## STATED EXERCISE
Output the entries below exactly as written, omitting pictures.

## GIVEN DATA
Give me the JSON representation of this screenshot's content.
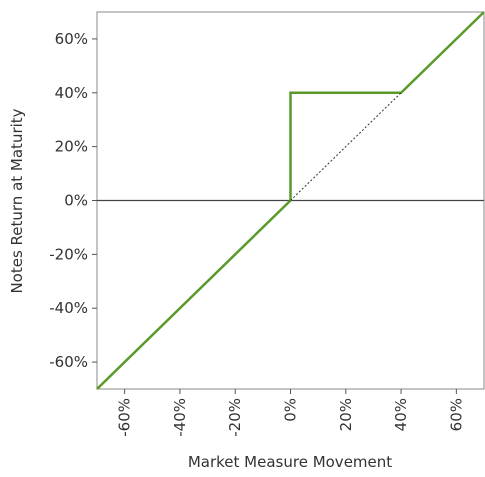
{
  "chart_data": {
    "type": "line",
    "title": "",
    "xlabel": "Market Measure Movement",
    "ylabel": "Notes Return at Maturity",
    "xlim": [
      -70,
      70
    ],
    "ylim": [
      -70,
      70
    ],
    "x_ticks": [
      -60,
      -40,
      -20,
      0,
      20,
      40,
      60
    ],
    "y_ticks": [
      60,
      40,
      20,
      0,
      -20,
      -40,
      -60
    ],
    "x_tick_labels": [
      "-60%",
      "-40%",
      "-20%",
      "0%",
      "20%",
      "40%",
      "60%"
    ],
    "y_tick_labels": [
      "60%",
      "40%",
      "20%",
      "0%",
      "-20%",
      "-40%",
      "-60%"
    ],
    "grid": false,
    "series": [
      {
        "points": [
          [
            -70,
            -70
          ],
          [
            0,
            0
          ],
          [
            0,
            40
          ],
          [
            40,
            40
          ],
          [
            70,
            70
          ]
        ],
        "color": "#5a9a2a",
        "style": "solid"
      },
      {
        "points": [
          [
            0,
            0
          ],
          [
            40,
            40
          ]
        ],
        "color": "#333333",
        "style": "dotted"
      }
    ],
    "reference_lines": [
      {
        "axis": "y",
        "value": 0,
        "color": "#444444"
      }
    ]
  }
}
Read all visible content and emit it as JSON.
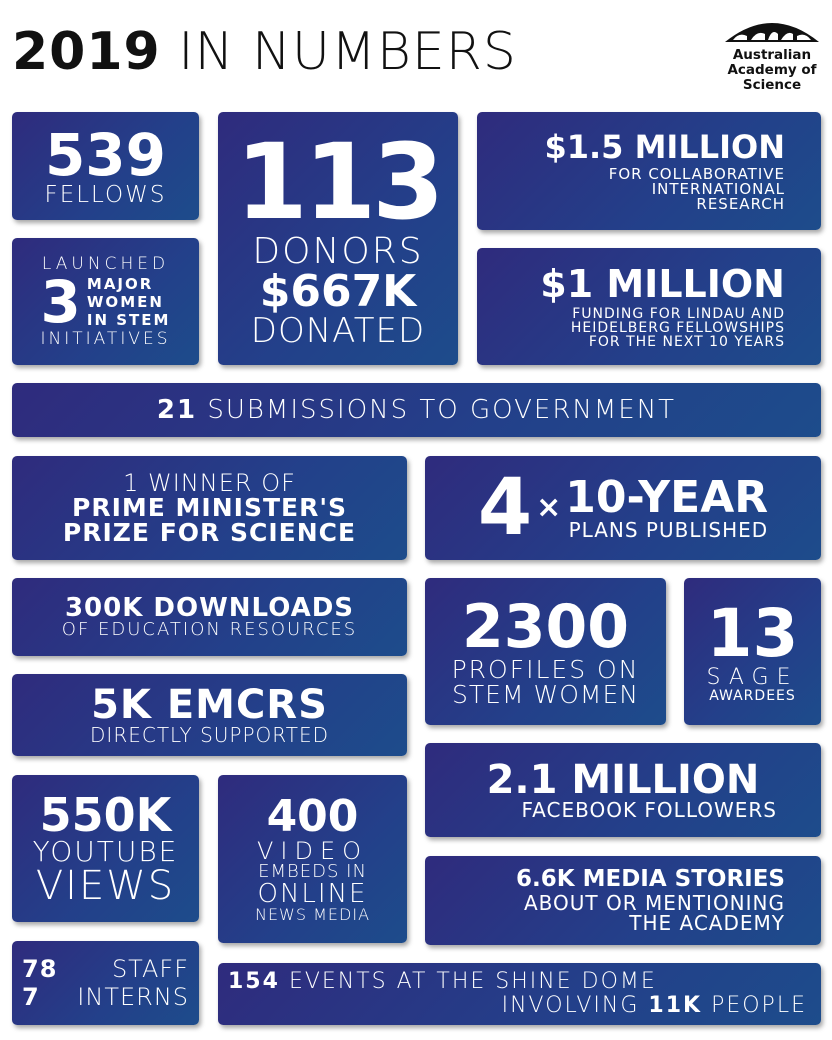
{
  "title": {
    "year": "2019",
    "rest": "IN NUMBERS"
  },
  "logo": {
    "line1": "Australian",
    "line2": "Academy of",
    "line3": "Science"
  },
  "fellows": {
    "number": "539",
    "label": "FELLOWS"
  },
  "women": {
    "top": "LAUNCHED",
    "number": "3",
    "l1": "MAJOR",
    "l2": "WOMEN",
    "l3": "IN STEM",
    "bottom": "INITIATIVES"
  },
  "donors": {
    "number": "113",
    "l1": "DONORS",
    "amount": "$667K",
    "l2": "DONATED"
  },
  "intl": {
    "amount": "$1.5 MILLION",
    "l1": "FOR COLLABORATIVE",
    "l2": "INTERNATIONAL",
    "l3": "RESEARCH"
  },
  "lindau": {
    "amount": "$1 MILLION",
    "l1": "FUNDING FOR LINDAU AND",
    "l2": "HEIDELBERG FELLOWSHIPS",
    "l3": "FOR THE NEXT 10 YEARS"
  },
  "submissions": {
    "number": "21",
    "label": "SUBMISSIONS TO GOVERNMENT"
  },
  "pm": {
    "l1": "1 WINNER OF",
    "l2": "PRIME MINISTER'S",
    "l3": "PRIZE FOR SCIENCE"
  },
  "plans": {
    "number": "4",
    "times": "×",
    "big": "10-YEAR",
    "label": "PLANS PUBLISHED"
  },
  "downloads": {
    "big": "300K DOWNLOADS",
    "label": "OF EDUCATION RESOURCES"
  },
  "emcrs": {
    "big": "5K EMCRS",
    "label": "DIRECTLY SUPPORTED"
  },
  "profiles": {
    "number": "2300",
    "l1": "PROFILES ON",
    "l2": "STEM WOMEN"
  },
  "sage": {
    "number": "13",
    "l1": "SAGE",
    "l2": "AWARDEES"
  },
  "facebook": {
    "big": "2.1 MILLION",
    "label": "FACEBOOK FOLLOWERS"
  },
  "youtube": {
    "number": "550K",
    "l1": "YOUTUBE",
    "l2": "VIEWS"
  },
  "video": {
    "number": "400",
    "l1": "VIDEO",
    "l2": "EMBEDS IN",
    "l3": "ONLINE",
    "l4": "NEWS MEDIA"
  },
  "media": {
    "big": "6.6K MEDIA STORIES",
    "l1": "ABOUT OR MENTIONING",
    "l2": "THE ACADEMY"
  },
  "staff": {
    "n1": "78",
    "t1": "STAFF",
    "n2": "7",
    "t2": "INTERNS"
  },
  "events": {
    "n1": "154",
    "t1": "EVENTS AT THE SHINE DOME",
    "t2a": "INVOLVING",
    "n2": "11K",
    "t2b": "PEOPLE"
  }
}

## OUTPUT
Give me the JSON representation of this screenshot's content.
{
  "chart_data": {
    "type": "line",
    "title": "",
    "xlabel": "Market Measure Movement",
    "ylabel": "Notes Return at Maturity",
    "xlim": [
      -70,
      70
    ],
    "ylim": [
      -70,
      70
    ],
    "x_ticks": [
      -60,
      -40,
      -20,
      0,
      20,
      40,
      60
    ],
    "y_ticks": [
      60,
      40,
      20,
      0,
      -20,
      -40,
      -60
    ],
    "x_tick_labels": [
      "-60%",
      "-40%",
      "-20%",
      "0%",
      "20%",
      "40%",
      "60%"
    ],
    "y_tick_labels": [
      "60%",
      "40%",
      "20%",
      "0%",
      "-20%",
      "-40%",
      "-60%"
    ],
    "grid": false,
    "series": [
      {
        "points": [
          [
            -70,
            -70
          ],
          [
            0,
            0
          ],
          [
            0,
            40
          ],
          [
            40,
            40
          ],
          [
            70,
            70
          ]
        ],
        "color": "#5a9a2a",
        "style": "solid"
      },
      {
        "points": [
          [
            0,
            0
          ],
          [
            40,
            40
          ]
        ],
        "color": "#333333",
        "style": "dotted"
      }
    ],
    "reference_lines": [
      {
        "axis": "y",
        "value": 0,
        "color": "#444444"
      }
    ]
  }
}
Read all visible content and emit it as JSON.
{
  "title": {
    "year": "2019",
    "rest": "IN NUMBERS"
  },
  "logo": {
    "line1": "Australian",
    "line2": "Academy of",
    "line3": "Science"
  },
  "fellows": {
    "number": "539",
    "label": "FELLOWS"
  },
  "women": {
    "top": "LAUNCHED",
    "number": "3",
    "l1": "MAJOR",
    "l2": "WOMEN",
    "l3": "IN STEM",
    "bottom": "INITIATIVES"
  },
  "donors": {
    "number": "113",
    "l1": "DONORS",
    "amount": "$667K",
    "l2": "DONATED"
  },
  "intl": {
    "amount": "$1.5 MILLION",
    "l1": "FOR COLLABORATIVE",
    "l2": "INTERNATIONAL",
    "l3": "RESEARCH"
  },
  "lindau": {
    "amount": "$1 MILLION",
    "l1": "FUNDING FOR LINDAU AND",
    "l2": "HEIDELBERG FELLOWSHIPS",
    "l3": "FOR THE NEXT 10 YEARS"
  },
  "submissions": {
    "number": "21",
    "label": "SUBMISSIONS TO GOVERNMENT"
  },
  "pm": {
    "l1": "1 WINNER OF",
    "l2": "PRIME MINISTER'S",
    "l3": "PRIZE FOR SCIENCE"
  },
  "plans": {
    "number": "4",
    "times": "×",
    "big": "10-YEAR",
    "label": "PLANS PUBLISHED"
  },
  "downloads": {
    "big": "300K DOWNLOADS",
    "label": "OF EDUCATION RESOURCES"
  },
  "emcrs": {
    "big": "5K EMCRS",
    "label": "DIRECTLY SUPPORTED"
  },
  "profiles": {
    "number": "2300",
    "l1": "PROFILES ON",
    "l2": "STEM WOMEN"
  },
  "sage": {
    "number": "13",
    "l1": "SAGE",
    "l2": "AWARDEES"
  },
  "facebook": {
    "big": "2.1 MILLION",
    "label": "FACEBOOK FOLLOWERS"
  },
  "youtube": {
    "number": "550K",
    "l1": "YOUTUBE",
    "l2": "VIEWS"
  },
  "video": {
    "number": "400",
    "l1": "VIDEO",
    "l2": "EMBEDS IN",
    "l3": "ONLINE",
    "l4": "NEWS MEDIA"
  },
  "media": {
    "big": "6.6K MEDIA STORIES",
    "l1": "ABOUT OR MENTIONING",
    "l2": "THE ACADEMY"
  },
  "staff": {
    "n1": "78",
    "t1": "STAFF",
    "n2": "7",
    "t2": "INTERNS"
  },
  "events": {
    "n1": "154",
    "t1": "EVENTS AT THE SHINE DOME",
    "t2a": "INVOLVING",
    "n2": "11K",
    "t2b": "PEOPLE"
  }
}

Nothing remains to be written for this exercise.